──────── DATA SHOWN ────────

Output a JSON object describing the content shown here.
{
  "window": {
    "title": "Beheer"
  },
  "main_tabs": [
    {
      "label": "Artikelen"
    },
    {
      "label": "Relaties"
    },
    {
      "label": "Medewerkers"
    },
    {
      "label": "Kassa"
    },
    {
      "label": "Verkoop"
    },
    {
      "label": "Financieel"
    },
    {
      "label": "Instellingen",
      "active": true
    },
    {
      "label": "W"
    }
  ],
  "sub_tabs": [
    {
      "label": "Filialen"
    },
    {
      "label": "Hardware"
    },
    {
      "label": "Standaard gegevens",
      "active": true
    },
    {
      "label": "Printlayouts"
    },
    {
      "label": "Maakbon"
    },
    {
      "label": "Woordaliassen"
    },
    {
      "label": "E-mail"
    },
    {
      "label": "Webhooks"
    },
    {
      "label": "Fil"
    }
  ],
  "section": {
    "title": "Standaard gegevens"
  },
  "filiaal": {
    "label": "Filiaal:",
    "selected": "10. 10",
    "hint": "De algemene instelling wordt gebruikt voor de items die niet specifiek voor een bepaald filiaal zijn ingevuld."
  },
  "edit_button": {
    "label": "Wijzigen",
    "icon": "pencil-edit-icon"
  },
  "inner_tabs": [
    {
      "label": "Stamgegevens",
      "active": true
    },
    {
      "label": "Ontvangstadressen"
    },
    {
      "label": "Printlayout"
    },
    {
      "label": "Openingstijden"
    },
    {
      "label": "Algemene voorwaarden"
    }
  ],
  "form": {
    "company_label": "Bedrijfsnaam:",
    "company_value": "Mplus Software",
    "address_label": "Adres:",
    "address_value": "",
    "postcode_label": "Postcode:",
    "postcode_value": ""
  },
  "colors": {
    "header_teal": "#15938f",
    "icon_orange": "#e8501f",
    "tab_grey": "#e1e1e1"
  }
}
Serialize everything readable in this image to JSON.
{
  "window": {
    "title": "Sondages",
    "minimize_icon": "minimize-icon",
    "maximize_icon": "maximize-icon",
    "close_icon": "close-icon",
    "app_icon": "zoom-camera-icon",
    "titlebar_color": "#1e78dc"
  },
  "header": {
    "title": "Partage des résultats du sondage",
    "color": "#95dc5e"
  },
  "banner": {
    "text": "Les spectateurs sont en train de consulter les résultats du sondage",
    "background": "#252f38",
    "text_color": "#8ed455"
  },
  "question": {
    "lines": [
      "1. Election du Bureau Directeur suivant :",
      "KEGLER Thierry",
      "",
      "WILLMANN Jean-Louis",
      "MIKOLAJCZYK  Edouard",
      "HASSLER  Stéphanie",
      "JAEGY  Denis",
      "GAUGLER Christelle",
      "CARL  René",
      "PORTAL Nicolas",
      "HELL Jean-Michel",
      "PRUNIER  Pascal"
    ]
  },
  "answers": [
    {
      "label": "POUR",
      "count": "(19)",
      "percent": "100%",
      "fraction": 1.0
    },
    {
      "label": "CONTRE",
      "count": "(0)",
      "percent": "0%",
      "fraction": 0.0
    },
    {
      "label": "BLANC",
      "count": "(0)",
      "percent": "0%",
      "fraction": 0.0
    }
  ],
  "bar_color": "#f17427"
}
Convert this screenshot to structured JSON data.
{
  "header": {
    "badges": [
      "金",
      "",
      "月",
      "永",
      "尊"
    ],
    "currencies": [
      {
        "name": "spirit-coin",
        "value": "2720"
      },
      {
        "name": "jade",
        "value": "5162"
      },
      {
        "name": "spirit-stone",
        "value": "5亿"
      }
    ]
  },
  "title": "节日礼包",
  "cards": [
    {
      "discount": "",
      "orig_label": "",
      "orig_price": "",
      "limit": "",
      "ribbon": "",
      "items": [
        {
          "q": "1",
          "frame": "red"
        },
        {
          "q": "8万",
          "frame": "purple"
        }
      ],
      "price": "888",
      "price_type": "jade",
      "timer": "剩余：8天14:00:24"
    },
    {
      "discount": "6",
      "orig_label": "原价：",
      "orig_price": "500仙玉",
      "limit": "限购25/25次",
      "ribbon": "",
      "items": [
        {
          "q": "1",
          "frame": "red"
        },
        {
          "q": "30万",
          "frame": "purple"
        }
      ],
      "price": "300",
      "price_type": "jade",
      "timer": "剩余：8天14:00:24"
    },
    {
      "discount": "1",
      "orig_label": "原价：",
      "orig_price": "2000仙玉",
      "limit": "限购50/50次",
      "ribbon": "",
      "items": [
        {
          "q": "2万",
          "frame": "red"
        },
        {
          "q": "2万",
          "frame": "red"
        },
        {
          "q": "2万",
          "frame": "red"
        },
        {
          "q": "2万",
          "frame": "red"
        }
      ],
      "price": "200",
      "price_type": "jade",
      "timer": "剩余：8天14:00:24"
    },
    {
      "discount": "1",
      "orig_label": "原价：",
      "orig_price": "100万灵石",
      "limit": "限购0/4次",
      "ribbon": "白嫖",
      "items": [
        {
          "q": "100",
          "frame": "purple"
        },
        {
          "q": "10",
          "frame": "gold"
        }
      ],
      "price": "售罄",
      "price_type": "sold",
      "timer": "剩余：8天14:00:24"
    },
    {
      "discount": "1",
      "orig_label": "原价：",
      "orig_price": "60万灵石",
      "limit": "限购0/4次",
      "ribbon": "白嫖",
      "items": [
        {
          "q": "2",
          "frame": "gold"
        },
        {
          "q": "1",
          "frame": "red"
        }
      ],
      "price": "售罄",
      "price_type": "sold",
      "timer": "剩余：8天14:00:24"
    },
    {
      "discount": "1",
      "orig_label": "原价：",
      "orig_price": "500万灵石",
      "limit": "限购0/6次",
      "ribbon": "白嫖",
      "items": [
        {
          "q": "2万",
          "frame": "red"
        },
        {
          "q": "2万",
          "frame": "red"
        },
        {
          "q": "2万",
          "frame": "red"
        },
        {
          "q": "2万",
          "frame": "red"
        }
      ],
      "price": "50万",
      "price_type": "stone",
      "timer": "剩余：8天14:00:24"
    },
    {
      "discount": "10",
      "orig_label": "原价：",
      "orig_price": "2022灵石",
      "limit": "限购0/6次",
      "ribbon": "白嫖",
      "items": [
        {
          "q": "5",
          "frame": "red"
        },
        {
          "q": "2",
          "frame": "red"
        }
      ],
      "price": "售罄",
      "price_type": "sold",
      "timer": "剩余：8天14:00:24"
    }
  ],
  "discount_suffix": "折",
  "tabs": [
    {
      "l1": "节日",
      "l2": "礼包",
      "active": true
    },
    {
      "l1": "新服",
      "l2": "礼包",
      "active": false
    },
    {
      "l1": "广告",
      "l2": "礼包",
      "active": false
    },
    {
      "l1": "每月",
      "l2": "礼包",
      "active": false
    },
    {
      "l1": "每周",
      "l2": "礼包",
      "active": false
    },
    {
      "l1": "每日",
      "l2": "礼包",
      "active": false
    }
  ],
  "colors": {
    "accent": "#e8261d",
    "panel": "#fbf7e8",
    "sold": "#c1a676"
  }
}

────────

* GIVEN INSTRUCTION
All of the entries should be written out again exactly.

* RESULT BELOW
Output a JSON object describing the content shown here.
{
  "window": {
    "title": "Beheer"
  },
  "main_tabs": [
    {
      "label": "Artikelen"
    },
    {
      "label": "Relaties"
    },
    {
      "label": "Medewerkers"
    },
    {
      "label": "Kassa"
    },
    {
      "label": "Verkoop"
    },
    {
      "label": "Financieel"
    },
    {
      "label": "Instellingen",
      "active": true
    },
    {
      "label": "W"
    }
  ],
  "sub_tabs": [
    {
      "label": "Filialen"
    },
    {
      "label": "Hardware"
    },
    {
      "label": "Standaard gegevens",
      "active": true
    },
    {
      "label": "Printlayouts"
    },
    {
      "label": "Maakbon"
    },
    {
      "label": "Woordaliassen"
    },
    {
      "label": "E-mail"
    },
    {
      "label": "Webhooks"
    },
    {
      "label": "Fil"
    }
  ],
  "section": {
    "title": "Standaard gegevens"
  },
  "filiaal": {
    "label": "Filiaal:",
    "selected": "10. 10",
    "hint": "De algemene instelling wordt gebruikt voor de items die niet specifiek voor een bepaald filiaal zijn ingevuld."
  },
  "edit_button": {
    "label": "Wijzigen",
    "icon": "pencil-edit-icon"
  },
  "inner_tabs": [
    {
      "label": "Stamgegevens",
      "active": true
    },
    {
      "label": "Ontvangstadressen"
    },
    {
      "label": "Printlayout"
    },
    {
      "label": "Openingstijden"
    },
    {
      "label": "Algemene voorwaarden"
    }
  ],
  "form": {
    "company_label": "Bedrijfsnaam:",
    "company_value": "Mplus Software",
    "address_label": "Adres:",
    "address_value": "",
    "postcode_label": "Postcode:",
    "postcode_value": ""
  },
  "colors": {
    "header_teal": "#15938f",
    "icon_orange": "#e8501f",
    "tab_grey": "#e1e1e1"
  }
}
Serialize everything readable in this image to JSON.
{
  "window": {
    "title": "Sondages",
    "minimize_icon": "minimize-icon",
    "maximize_icon": "maximize-icon",
    "close_icon": "close-icon",
    "app_icon": "zoom-camera-icon",
    "titlebar_color": "#1e78dc"
  },
  "header": {
    "title": "Partage des résultats du sondage",
    "color": "#95dc5e"
  },
  "banner": {
    "text": "Les spectateurs sont en train de consulter les résultats du sondage",
    "background": "#252f38",
    "text_color": "#8ed455"
  },
  "question": {
    "lines": [
      "1. Election du Bureau Directeur suivant :",
      "KEGLER Thierry",
      "",
      "WILLMANN Jean-Louis",
      "MIKOLAJCZYK  Edouard",
      "HASSLER  Stéphanie",
      "JAEGY  Denis",
      "GAUGLER Christelle",
      "CARL  René",
      "PORTAL Nicolas",
      "HELL Jean-Michel",
      "PRUNIER  Pascal"
    ]
  },
  "answers": [
    {
      "label": "POUR",
      "count": "(19)",
      "percent": "100%",
      "fraction": 1.0
    },
    {
      "label": "CONTRE",
      "count": "(0)",
      "percent": "0%",
      "fraction": 0.0
    },
    {
      "label": "BLANC",
      "count": "(0)",
      "percent": "0%",
      "fraction": 0.0
    }
  ],
  "bar_color": "#f17427"
}
Convert this screenshot to structured JSON data.
{
  "header": {
    "badges": [
      "金",
      "",
      "月",
      "永",
      "尊"
    ],
    "currencies": [
      {
        "name": "spirit-coin",
        "value": "2720"
      },
      {
        "name": "jade",
        "value": "5162"
      },
      {
        "name": "spirit-stone",
        "value": "5亿"
      }
    ]
  },
  "title": "节日礼包",
  "cards": [
    {
      "discount": "",
      "orig_label": "",
      "orig_price": "",
      "limit": "",
      "ribbon": "",
      "items": [
        {
          "q": "1",
          "frame": "red"
        },
        {
          "q": "8万",
          "frame": "purple"
        }
      ],
      "price": "888",
      "price_type": "jade",
      "timer": "剩余：8天14:00:24"
    },
    {
      "discount": "6",
      "orig_label": "原价：",
      "orig_price": "500仙玉",
      "limit": "限购25/25次",
      "ribbon": "",
      "items": [
        {
          "q": "1",
          "frame": "red"
        },
        {
          "q": "30万",
          "frame": "purple"
        }
      ],
      "price": "300",
      "price_type": "jade",
      "timer": "剩余：8天14:00:24"
    },
    {
      "discount": "1",
      "orig_label": "原价：",
      "orig_price": "2000仙玉",
      "limit": "限购50/50次",
      "ribbon": "",
      "items": [
        {
          "q": "2万",
          "frame": "red"
        },
        {
          "q": "2万",
          "frame": "red"
        },
        {
          "q": "2万",
          "frame": "red"
        },
        {
          "q": "2万",
          "frame": "red"
        }
      ],
      "price": "200",
      "price_type": "jade",
      "timer": "剩余：8天14:00:24"
    },
    {
      "discount": "1",
      "orig_label": "原价：",
      "orig_price": "100万灵石",
      "limit": "限购0/4次",
      "ribbon": "白嫖",
      "items": [
        {
          "q": "100",
          "frame": "purple"
        },
        {
          "q": "10",
          "frame": "gold"
        }
      ],
      "price": "售罄",
      "price_type": "sold",
      "timer": "剩余：8天14:00:24"
    },
    {
      "discount": "1",
      "orig_label": "原价：",
      "orig_price": "60万灵石",
      "limit": "限购0/4次",
      "ribbon": "白嫖",
      "items": [
        {
          "q": "2",
          "frame": "gold"
        },
        {
          "q": "1",
          "frame": "red"
        }
      ],
      "price": "售罄",
      "price_type": "sold",
      "timer": "剩余：8天14:00:24"
    },
    {
      "discount": "1",
      "orig_label": "原价：",
      "orig_price": "500万灵石",
      "limit": "限购0/6次",
      "ribbon": "白嫖",
      "items": [
        {
          "q": "2万",
          "frame": "red"
        },
        {
          "q": "2万",
          "frame": "red"
        },
        {
          "q": "2万",
          "frame": "red"
        },
        {
          "q": "2万",
          "frame": "red"
        }
      ],
      "price": "50万",
      "price_type": "stone",
      "timer": "剩余：8天14:00:24"
    },
    {
      "discount": "10",
      "orig_label": "原价：",
      "orig_price": "2022灵石",
      "limit": "限购0/6次",
      "ribbon": "白嫖",
      "items": [
        {
          "q": "5",
          "frame": "red"
        },
        {
          "q": "2",
          "frame": "red"
        }
      ],
      "price": "售罄",
      "price_type": "sold",
      "timer": "剩余：8天14:00:24"
    }
  ],
  "discount_suffix": "折",
  "tabs": [
    {
      "l1": "节日",
      "l2": "礼包",
      "active": true
    },
    {
      "l1": "新服",
      "l2": "礼包",
      "active": false
    },
    {
      "l1": "广告",
      "l2": "礼包",
      "active": false
    },
    {
      "l1": "每月",
      "l2": "礼包",
      "active": false
    },
    {
      "l1": "每周",
      "l2": "礼包",
      "active": false
    },
    {
      "l1": "每日",
      "l2": "礼包",
      "active": false
    }
  ],
  "colors": {
    "accent": "#e8261d",
    "panel": "#fbf7e8",
    "sold": "#c1a676"
  }
}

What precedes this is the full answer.